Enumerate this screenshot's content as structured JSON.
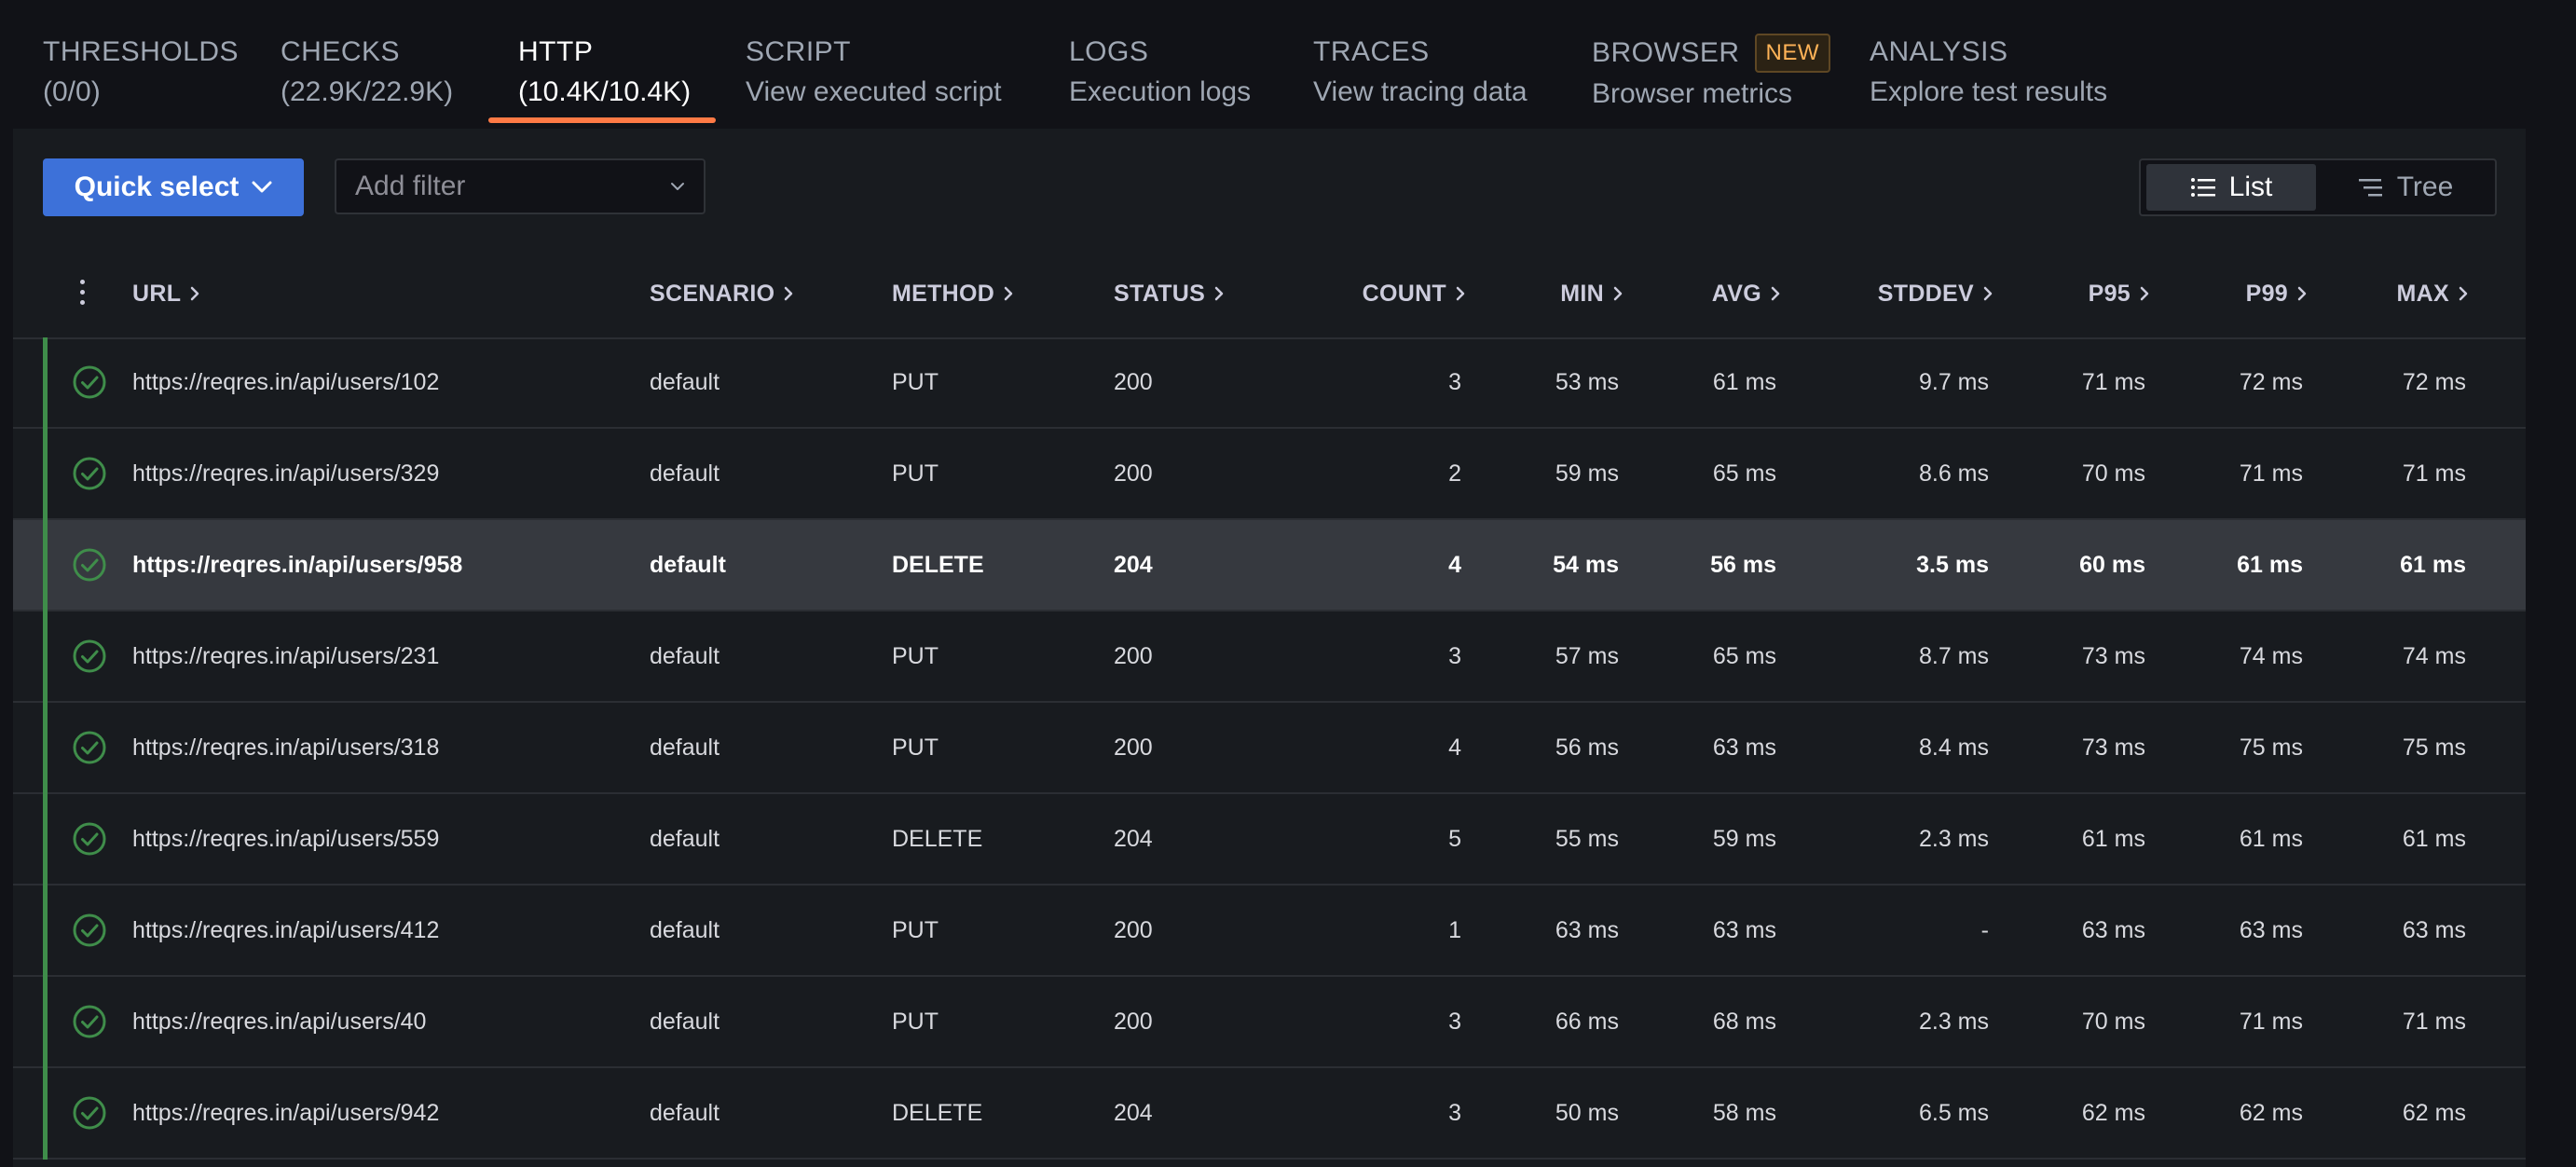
{
  "tabs": [
    {
      "title": "THRESHOLDS",
      "subtitle": "(0/0)"
    },
    {
      "title": "CHECKS",
      "subtitle": "(22.9K/22.9K)"
    },
    {
      "title": "HTTP",
      "subtitle": "(10.4K/10.4K)",
      "active": true
    },
    {
      "title": "SCRIPT",
      "subtitle": "View executed script"
    },
    {
      "title": "LOGS",
      "subtitle": "Execution logs"
    },
    {
      "title": "TRACES",
      "subtitle": "View tracing data"
    },
    {
      "title": "BROWSER",
      "subtitle": "Browser metrics",
      "badge": "NEW"
    },
    {
      "title": "ANALYSIS",
      "subtitle": "Explore test results"
    }
  ],
  "toolbar": {
    "quick_select_label": "Quick select",
    "filter_placeholder": "Add filter",
    "view_list_label": "List",
    "view_tree_label": "Tree"
  },
  "table": {
    "headers": [
      "URL",
      "SCENARIO",
      "METHOD",
      "STATUS",
      "COUNT",
      "MIN",
      "AVG",
      "STDDEV",
      "P95",
      "P99",
      "MAX"
    ],
    "rows": [
      {
        "url": "https://reqres.in/api/users/102",
        "scenario": "default",
        "method": "PUT",
        "status": "200",
        "count": "3",
        "min": "53 ms",
        "avg": "61 ms",
        "stddev": "9.7 ms",
        "p95": "71 ms",
        "p99": "72 ms",
        "max": "72 ms"
      },
      {
        "url": "https://reqres.in/api/users/329",
        "scenario": "default",
        "method": "PUT",
        "status": "200",
        "count": "2",
        "min": "59 ms",
        "avg": "65 ms",
        "stddev": "8.6 ms",
        "p95": "70 ms",
        "p99": "71 ms",
        "max": "71 ms"
      },
      {
        "url": "https://reqres.in/api/users/958",
        "scenario": "default",
        "method": "DELETE",
        "status": "204",
        "count": "4",
        "min": "54 ms",
        "avg": "56 ms",
        "stddev": "3.5 ms",
        "p95": "60 ms",
        "p99": "61 ms",
        "max": "61 ms",
        "highlighted": true
      },
      {
        "url": "https://reqres.in/api/users/231",
        "scenario": "default",
        "method": "PUT",
        "status": "200",
        "count": "3",
        "min": "57 ms",
        "avg": "65 ms",
        "stddev": "8.7 ms",
        "p95": "73 ms",
        "p99": "74 ms",
        "max": "74 ms"
      },
      {
        "url": "https://reqres.in/api/users/318",
        "scenario": "default",
        "method": "PUT",
        "status": "200",
        "count": "4",
        "min": "56 ms",
        "avg": "63 ms",
        "stddev": "8.4 ms",
        "p95": "73 ms",
        "p99": "75 ms",
        "max": "75 ms"
      },
      {
        "url": "https://reqres.in/api/users/559",
        "scenario": "default",
        "method": "DELETE",
        "status": "204",
        "count": "5",
        "min": "55 ms",
        "avg": "59 ms",
        "stddev": "2.3 ms",
        "p95": "61 ms",
        "p99": "61 ms",
        "max": "61 ms"
      },
      {
        "url": "https://reqres.in/api/users/412",
        "scenario": "default",
        "method": "PUT",
        "status": "200",
        "count": "1",
        "min": "63 ms",
        "avg": "63 ms",
        "stddev": "-",
        "p95": "63 ms",
        "p99": "63 ms",
        "max": "63 ms"
      },
      {
        "url": "https://reqres.in/api/users/40",
        "scenario": "default",
        "method": "PUT",
        "status": "200",
        "count": "3",
        "min": "66 ms",
        "avg": "68 ms",
        "stddev": "2.3 ms",
        "p95": "70 ms",
        "p99": "71 ms",
        "max": "71 ms"
      },
      {
        "url": "https://reqres.in/api/users/942",
        "scenario": "default",
        "method": "DELETE",
        "status": "204",
        "count": "3",
        "min": "50 ms",
        "avg": "58 ms",
        "stddev": "6.5 ms",
        "p95": "62 ms",
        "p99": "62 ms",
        "max": "62 ms"
      }
    ]
  },
  "colors": {
    "accent_tab": "#ff7a45",
    "primary_button": "#3d71d9",
    "status_ok": "#3f8d4a",
    "badge_new": "#ffb357"
  },
  "icons": {
    "quick_select": "chevron-down-icon",
    "filter": "chevron-down-icon",
    "list": "list-icon",
    "tree": "tree-icon",
    "row_status": "check-circle-icon",
    "sort": "chevron-right-icon",
    "column_menu": "kebab-menu-icon"
  }
}
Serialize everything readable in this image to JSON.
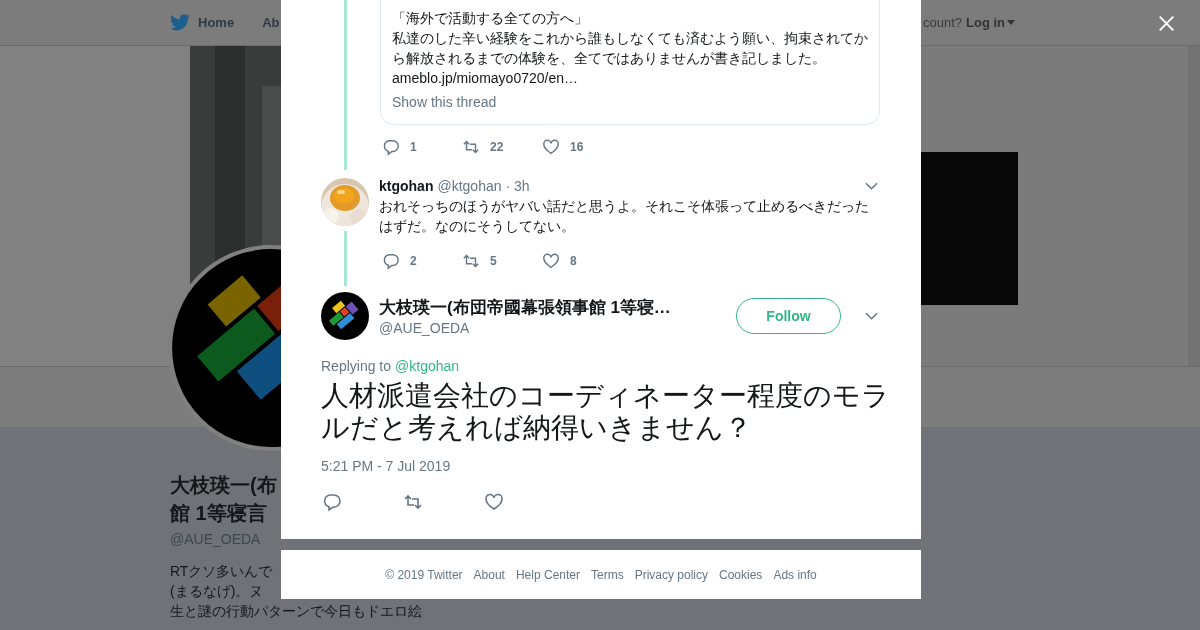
{
  "nav": {
    "items": [
      {
        "label": "Home",
        "kind": "home"
      },
      {
        "label": "Ab",
        "kind": "text"
      }
    ],
    "account_prompt": "count?",
    "login": "Log in"
  },
  "profile": {
    "name_lines": [
      "大枝瑛一(布",
      "館 1等寝言"
    ],
    "handle": "@AUE_OEDA",
    "bio_lines": [
      "RTクソ多いんで",
      "(まるなげ)。ヌ",
      "生と謎の行動パターンで今日もドエロ絵"
    ]
  },
  "modal": {
    "quoted": {
      "lines": [
        "「海外で活動する全ての方へ」",
        "私達のした辛い経験をこれから誰もしなくても済むよう願い、拘束されてから解放されるまでの体験を、全てではありませんが書き記しました。"
      ],
      "link": "ameblo.jp/miomayo0720/en…",
      "show_thread": "Show this thread",
      "actions": {
        "replies": "1",
        "retweets": "22",
        "likes": "16"
      }
    },
    "reply": {
      "name": "ktgohan",
      "handle": "@ktgohan",
      "time": "· 3h",
      "text": "おれそっちのほうがヤバい話だと思うよ。それこそ体張って止めるべきだったはずだ。なのにそうしてない。",
      "actions": {
        "replies": "2",
        "retweets": "5",
        "likes": "8"
      }
    },
    "tweet": {
      "name": "大枝瑛一(布団帝國幕張領事館 1等寝…",
      "handle": "@AUE_OEDA",
      "follow": "Follow",
      "replying_label": "Replying to",
      "replying_to": "@ktgohan",
      "text": "人材派遣会社のコーディネーター程度のモラルだと考えれば納得いきません？",
      "timestamp": "5:21 PM - 7 Jul 2019"
    }
  },
  "footer": [
    "© 2019 Twitter",
    "About",
    "Help Center",
    "Terms",
    "Privacy policy",
    "Cookies",
    "Ads info"
  ]
}
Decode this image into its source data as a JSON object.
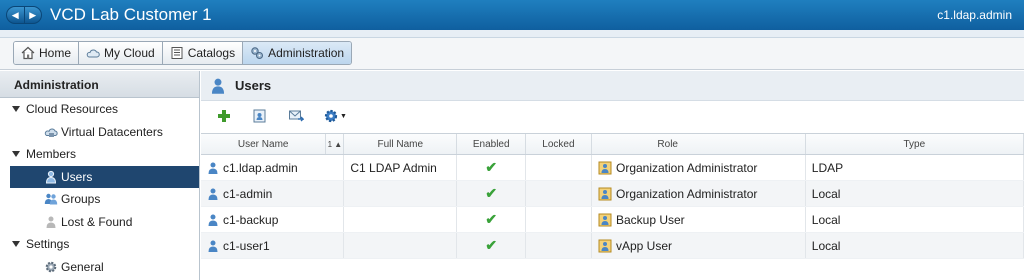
{
  "app": {
    "title": "VCD Lab Customer 1",
    "current_user": "c1.ldap.admin"
  },
  "tabs": [
    {
      "label": "Home",
      "icon": "home-icon"
    },
    {
      "label": "My Cloud",
      "icon": "cloud-icon"
    },
    {
      "label": "Catalogs",
      "icon": "catalog-icon"
    },
    {
      "label": "Administration",
      "icon": "admin-gears-icon",
      "active": true
    }
  ],
  "left": {
    "header": "Administration",
    "groups": [
      {
        "label": "Cloud Resources",
        "items": [
          {
            "label": "Virtual Datacenters",
            "icon": "vdc-icon"
          }
        ]
      },
      {
        "label": "Members",
        "items": [
          {
            "label": "Users",
            "icon": "user-icon",
            "selected": true
          },
          {
            "label": "Groups",
            "icon": "group-icon"
          },
          {
            "label": "Lost & Found",
            "icon": "lost-found-icon"
          }
        ]
      },
      {
        "label": "Settings",
        "items": [
          {
            "label": "General",
            "icon": "gear-icon"
          }
        ]
      }
    ]
  },
  "main": {
    "title": "Users",
    "toolbar": [
      "add-icon",
      "import-users-icon",
      "send-message-icon",
      "actions-gear-icon"
    ],
    "columns": {
      "user_name": "User Name",
      "sort": "1 ▲",
      "full_name": "Full Name",
      "enabled": "Enabled",
      "locked": "Locked",
      "role": "Role",
      "type": "Type"
    },
    "rows": [
      {
        "user_name": "c1.ldap.admin",
        "full_name": "C1 LDAP Admin",
        "enabled": true,
        "role": "Organization Administrator",
        "type": "LDAP"
      },
      {
        "user_name": "c1-admin",
        "full_name": "",
        "enabled": true,
        "role": "Organization Administrator",
        "type": "Local"
      },
      {
        "user_name": "c1-backup",
        "full_name": "",
        "enabled": true,
        "role": "Backup User",
        "type": "Local"
      },
      {
        "user_name": "c1-user1",
        "full_name": "",
        "enabled": true,
        "role": "vApp User",
        "type": "Local"
      }
    ]
  },
  "colors": {
    "titlebar": "#1f7fbf",
    "selected": "#1f466f",
    "check": "#3aa23a"
  }
}
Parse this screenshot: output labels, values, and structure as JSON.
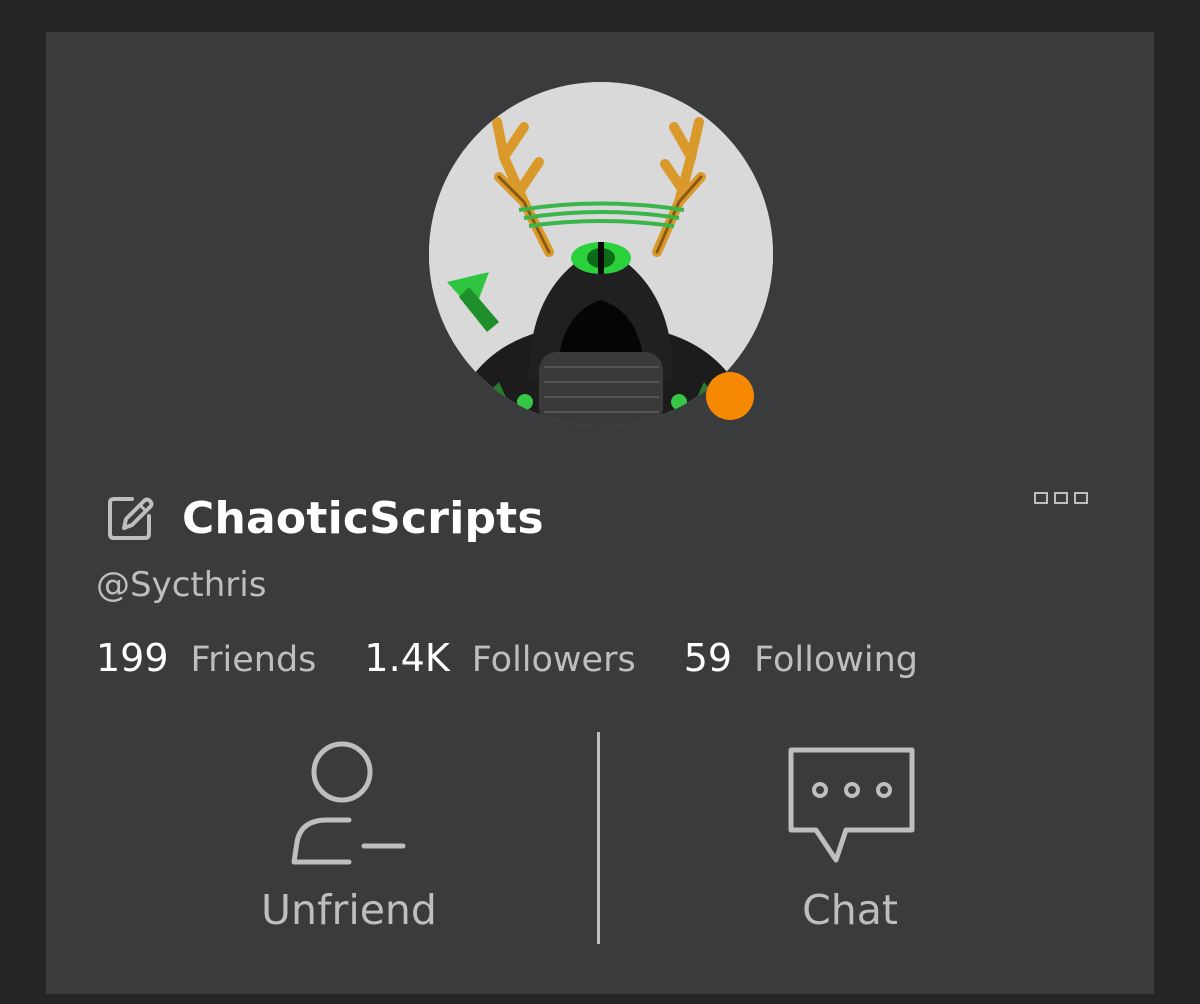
{
  "profile": {
    "display_name": "ChaoticScripts",
    "username": "@Sycthris",
    "status": "online-in-studio",
    "status_color": "#f68802"
  },
  "stats": [
    {
      "value": "199",
      "label": "Friends"
    },
    {
      "value": "1.4K",
      "label": "Followers"
    },
    {
      "value": "59",
      "label": "Following"
    }
  ],
  "actions": {
    "unfriend_label": "Unfriend",
    "chat_label": "Chat"
  },
  "icons": {
    "edit": "edit-icon",
    "more": "more-options-icon",
    "unfriend": "unfriend-icon",
    "chat": "chat-icon"
  },
  "theme": {
    "background": "#232527",
    "card": "#393b3d",
    "text_primary": "#ffffff",
    "text_secondary": "#bdbebe"
  }
}
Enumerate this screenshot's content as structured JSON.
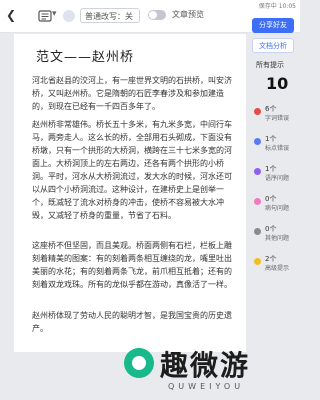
{
  "toolbar": {
    "mode_label": "普通改写：关",
    "toggle_label": "文章预览",
    "status_text": "保存中 10:05"
  },
  "document": {
    "title": "范文——赵州桥",
    "paragraphs": [
      "河北省赵县的洨河上，有一座世界文明的石拱桥，叫安济桥，又叫赵州桥。它是隋朝的石匠李春涉及和参加建造的，到现在已经有一千四百多年了。",
      "赵州桥非常雄伟。桥长五十多米，有九米多宽，中间行车马，两旁走人。这么长的桥，全部用石头砌成，下面没有桥墩，只有一个拱形的大桥洞，横跨在三十七米多宽的河面上。大桥洞顶上的左右两边，还各有两个拱形的小桥洞。平时，河水从大桥洞流过，发大水的时候，河水还可以从四个小桥洞流过。这种设计，在建桥史上是创举一个，既减轻了流水对桥身的冲击，使桥不容易被大水冲毁，又减轻了桥身的重量，节省了石料。",
      "这座桥不但坚固，而且美观。桥面两侧有石栏，栏板上雕刻着精美的图案：有的刻着两条相互缠绕的龙，嘴里吐出美丽的水花；有的刻着两条飞龙，前爪相互抵着；还有的刻着双龙戏珠。所有的龙似乎都在游动，真像活了一样。",
      "赵州桥体现了劳动人民的聪明才智，是我国宝贵的历史遗产。"
    ]
  },
  "panel": {
    "share_button": "分享好友",
    "analysis_button": "文档分析",
    "section_title": "所有提示",
    "total_count": "10",
    "items": [
      {
        "count": "6个",
        "label": "字词错误",
        "color": "#e84a4a"
      },
      {
        "count": "1个",
        "label": "标点错误",
        "color": "#5a7bf0"
      },
      {
        "count": "1个",
        "label": "语序问题",
        "color": "#8e5ff0"
      },
      {
        "count": "0个",
        "label": "病句问题",
        "color": "#f07ac0"
      },
      {
        "count": "0个",
        "label": "其他问题",
        "color": "#8a8a8a"
      },
      {
        "count": "2个",
        "label": "高级提示",
        "color": "#f0c020"
      }
    ]
  },
  "watermark": {
    "text": "趣微游",
    "subtext": "QUWEIYOU"
  }
}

## Task instructions
For each line above that contains the word "handle", copy that line.

## Task solution
    "handle": "@AUE_OEDA",
      "handle": "@ktgohan",
      "handle": "@AUE_OEDA",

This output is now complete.